■ **EXERCISE DIRECTIONS**: Work out how many lines of the listing hold the string "ylabel". Answer with that number alone.

■ **SUPPLIED RECORDS**:
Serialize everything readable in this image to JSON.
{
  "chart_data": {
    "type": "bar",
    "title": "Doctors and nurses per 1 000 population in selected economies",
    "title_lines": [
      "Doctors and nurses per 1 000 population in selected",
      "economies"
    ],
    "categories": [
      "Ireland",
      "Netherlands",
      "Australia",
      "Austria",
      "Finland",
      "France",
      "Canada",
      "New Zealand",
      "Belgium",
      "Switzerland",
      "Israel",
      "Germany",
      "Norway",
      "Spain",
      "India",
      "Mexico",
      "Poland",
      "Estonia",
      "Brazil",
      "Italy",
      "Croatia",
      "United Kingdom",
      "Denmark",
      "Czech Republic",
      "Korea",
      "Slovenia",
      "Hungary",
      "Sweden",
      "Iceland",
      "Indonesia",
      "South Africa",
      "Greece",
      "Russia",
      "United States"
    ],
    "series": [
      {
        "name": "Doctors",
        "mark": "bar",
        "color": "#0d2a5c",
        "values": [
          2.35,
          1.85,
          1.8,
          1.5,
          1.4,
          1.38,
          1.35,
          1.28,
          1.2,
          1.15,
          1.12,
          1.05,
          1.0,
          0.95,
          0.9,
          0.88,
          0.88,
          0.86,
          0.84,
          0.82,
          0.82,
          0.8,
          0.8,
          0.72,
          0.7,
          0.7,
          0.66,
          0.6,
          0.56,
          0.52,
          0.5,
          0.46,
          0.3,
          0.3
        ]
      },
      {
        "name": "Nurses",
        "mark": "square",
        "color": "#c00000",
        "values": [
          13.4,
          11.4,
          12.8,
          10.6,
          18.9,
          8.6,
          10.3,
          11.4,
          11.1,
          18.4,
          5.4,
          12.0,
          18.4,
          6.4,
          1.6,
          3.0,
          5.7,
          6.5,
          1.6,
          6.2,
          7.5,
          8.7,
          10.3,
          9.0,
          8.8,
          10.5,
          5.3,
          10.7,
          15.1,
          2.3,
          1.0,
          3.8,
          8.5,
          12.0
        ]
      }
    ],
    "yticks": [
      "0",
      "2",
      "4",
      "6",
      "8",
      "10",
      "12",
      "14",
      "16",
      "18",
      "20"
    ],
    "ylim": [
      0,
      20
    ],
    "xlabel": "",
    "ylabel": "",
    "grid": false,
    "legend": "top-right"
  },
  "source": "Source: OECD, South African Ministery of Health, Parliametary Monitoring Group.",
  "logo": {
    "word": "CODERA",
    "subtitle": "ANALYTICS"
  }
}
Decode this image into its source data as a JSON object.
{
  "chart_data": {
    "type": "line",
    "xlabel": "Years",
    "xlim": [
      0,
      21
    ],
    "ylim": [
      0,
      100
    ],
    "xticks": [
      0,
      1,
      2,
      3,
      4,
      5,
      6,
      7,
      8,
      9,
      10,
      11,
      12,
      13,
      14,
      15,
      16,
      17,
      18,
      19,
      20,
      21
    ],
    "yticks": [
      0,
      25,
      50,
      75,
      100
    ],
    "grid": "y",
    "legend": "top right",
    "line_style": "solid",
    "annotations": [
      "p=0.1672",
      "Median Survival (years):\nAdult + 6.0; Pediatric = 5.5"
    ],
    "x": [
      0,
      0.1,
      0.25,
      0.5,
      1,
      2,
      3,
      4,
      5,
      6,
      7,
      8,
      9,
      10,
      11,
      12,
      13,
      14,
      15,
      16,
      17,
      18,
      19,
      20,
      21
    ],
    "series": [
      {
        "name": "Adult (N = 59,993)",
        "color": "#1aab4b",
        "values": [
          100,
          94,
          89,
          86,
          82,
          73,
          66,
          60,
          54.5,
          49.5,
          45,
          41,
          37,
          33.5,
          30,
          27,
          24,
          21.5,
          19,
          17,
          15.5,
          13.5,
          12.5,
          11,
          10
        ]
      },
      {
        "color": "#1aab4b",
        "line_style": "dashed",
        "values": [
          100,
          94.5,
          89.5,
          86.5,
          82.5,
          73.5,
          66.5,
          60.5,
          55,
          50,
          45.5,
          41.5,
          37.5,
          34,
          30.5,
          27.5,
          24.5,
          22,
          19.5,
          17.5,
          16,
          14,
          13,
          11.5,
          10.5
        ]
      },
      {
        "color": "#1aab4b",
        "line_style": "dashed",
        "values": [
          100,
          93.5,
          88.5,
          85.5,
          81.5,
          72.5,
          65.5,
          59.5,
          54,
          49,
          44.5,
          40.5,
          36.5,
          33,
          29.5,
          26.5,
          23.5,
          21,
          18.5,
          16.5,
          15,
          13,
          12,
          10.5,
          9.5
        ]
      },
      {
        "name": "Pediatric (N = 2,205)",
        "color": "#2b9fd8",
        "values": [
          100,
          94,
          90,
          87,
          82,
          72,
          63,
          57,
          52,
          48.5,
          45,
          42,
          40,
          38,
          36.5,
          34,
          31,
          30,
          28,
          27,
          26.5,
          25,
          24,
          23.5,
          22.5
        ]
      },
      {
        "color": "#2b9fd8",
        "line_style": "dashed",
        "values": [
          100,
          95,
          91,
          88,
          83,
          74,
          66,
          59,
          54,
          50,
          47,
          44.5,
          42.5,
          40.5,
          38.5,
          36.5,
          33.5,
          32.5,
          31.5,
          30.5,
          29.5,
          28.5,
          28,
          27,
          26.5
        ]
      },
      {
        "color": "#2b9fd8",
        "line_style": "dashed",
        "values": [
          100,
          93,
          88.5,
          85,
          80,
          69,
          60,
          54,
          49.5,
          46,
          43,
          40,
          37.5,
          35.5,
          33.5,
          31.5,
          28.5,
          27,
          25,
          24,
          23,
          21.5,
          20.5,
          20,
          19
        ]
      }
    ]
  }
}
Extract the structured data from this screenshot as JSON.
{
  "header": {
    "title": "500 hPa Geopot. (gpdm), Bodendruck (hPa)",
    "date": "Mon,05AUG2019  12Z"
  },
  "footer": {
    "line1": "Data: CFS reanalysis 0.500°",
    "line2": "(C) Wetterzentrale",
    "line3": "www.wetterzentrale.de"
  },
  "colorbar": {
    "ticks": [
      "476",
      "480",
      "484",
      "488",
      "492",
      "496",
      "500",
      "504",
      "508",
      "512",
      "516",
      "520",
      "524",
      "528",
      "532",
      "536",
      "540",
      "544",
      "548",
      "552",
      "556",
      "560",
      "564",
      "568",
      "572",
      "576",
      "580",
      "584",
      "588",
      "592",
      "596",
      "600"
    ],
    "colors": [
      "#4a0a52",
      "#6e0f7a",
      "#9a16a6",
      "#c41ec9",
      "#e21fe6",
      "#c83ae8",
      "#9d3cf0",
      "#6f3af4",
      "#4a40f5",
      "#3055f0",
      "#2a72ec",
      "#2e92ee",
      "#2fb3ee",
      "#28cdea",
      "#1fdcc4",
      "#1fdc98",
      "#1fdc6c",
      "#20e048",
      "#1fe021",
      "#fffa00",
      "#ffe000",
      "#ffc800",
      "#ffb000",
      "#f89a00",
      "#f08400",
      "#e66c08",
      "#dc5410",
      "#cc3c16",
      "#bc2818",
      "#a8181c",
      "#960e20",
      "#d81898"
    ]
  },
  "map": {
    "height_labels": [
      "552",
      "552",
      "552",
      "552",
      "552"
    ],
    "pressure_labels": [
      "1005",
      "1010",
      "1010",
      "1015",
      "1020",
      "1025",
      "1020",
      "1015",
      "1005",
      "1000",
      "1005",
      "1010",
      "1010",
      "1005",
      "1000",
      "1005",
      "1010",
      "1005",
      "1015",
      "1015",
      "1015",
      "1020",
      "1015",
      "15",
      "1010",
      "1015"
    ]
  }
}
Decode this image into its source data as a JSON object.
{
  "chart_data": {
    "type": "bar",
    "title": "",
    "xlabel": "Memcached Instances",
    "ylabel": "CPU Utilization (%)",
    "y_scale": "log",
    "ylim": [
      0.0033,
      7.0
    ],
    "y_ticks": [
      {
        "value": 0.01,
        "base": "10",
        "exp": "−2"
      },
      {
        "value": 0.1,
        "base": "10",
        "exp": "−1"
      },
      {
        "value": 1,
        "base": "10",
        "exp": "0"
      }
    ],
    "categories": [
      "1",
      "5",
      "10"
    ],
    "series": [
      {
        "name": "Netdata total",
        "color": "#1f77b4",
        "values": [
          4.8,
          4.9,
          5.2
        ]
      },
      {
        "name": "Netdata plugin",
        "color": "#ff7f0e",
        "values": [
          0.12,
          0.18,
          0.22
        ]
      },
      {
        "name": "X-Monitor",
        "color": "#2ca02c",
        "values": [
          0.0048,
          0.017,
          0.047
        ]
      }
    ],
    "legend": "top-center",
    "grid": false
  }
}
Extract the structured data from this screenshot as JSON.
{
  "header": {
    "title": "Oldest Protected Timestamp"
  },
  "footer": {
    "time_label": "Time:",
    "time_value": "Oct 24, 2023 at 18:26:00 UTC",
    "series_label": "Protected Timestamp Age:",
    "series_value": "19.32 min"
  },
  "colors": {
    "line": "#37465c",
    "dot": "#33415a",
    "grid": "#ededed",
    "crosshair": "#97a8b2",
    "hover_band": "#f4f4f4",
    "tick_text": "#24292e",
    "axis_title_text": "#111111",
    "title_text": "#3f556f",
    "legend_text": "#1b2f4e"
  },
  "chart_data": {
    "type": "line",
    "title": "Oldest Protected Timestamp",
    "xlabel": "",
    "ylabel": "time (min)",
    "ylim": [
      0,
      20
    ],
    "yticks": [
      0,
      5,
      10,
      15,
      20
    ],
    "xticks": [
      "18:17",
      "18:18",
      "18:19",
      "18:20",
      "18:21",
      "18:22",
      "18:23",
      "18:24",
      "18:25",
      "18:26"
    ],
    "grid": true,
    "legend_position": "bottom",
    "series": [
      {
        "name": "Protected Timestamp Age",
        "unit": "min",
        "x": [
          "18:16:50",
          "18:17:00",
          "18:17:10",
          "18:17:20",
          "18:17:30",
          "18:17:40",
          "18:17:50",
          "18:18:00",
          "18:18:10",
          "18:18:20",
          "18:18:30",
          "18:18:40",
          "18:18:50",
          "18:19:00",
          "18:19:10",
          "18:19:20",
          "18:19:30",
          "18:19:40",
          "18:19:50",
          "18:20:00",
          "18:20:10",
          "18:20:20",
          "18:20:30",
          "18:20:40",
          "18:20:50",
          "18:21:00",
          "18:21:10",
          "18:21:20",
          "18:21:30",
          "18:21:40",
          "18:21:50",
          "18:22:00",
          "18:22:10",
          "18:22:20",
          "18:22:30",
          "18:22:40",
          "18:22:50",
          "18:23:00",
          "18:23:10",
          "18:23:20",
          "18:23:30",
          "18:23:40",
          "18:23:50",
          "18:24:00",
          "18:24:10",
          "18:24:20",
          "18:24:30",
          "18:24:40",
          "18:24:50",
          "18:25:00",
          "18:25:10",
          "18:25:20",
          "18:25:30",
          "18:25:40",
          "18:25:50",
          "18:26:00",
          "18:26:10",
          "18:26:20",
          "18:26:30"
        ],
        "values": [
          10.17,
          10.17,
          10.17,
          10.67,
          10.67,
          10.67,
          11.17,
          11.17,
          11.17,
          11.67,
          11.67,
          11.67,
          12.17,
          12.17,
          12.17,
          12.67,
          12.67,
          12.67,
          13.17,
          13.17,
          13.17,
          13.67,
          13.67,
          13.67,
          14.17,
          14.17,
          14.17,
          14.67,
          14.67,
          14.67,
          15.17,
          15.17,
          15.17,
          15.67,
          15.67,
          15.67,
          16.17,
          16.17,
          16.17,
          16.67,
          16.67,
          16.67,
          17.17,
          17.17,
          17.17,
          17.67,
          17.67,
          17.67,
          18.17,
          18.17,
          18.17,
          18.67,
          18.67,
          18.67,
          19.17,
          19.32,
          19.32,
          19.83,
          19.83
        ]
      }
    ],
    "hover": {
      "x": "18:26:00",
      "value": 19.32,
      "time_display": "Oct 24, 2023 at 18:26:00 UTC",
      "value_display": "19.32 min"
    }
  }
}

■ **SOLUTION FOR THIS TASK**: 3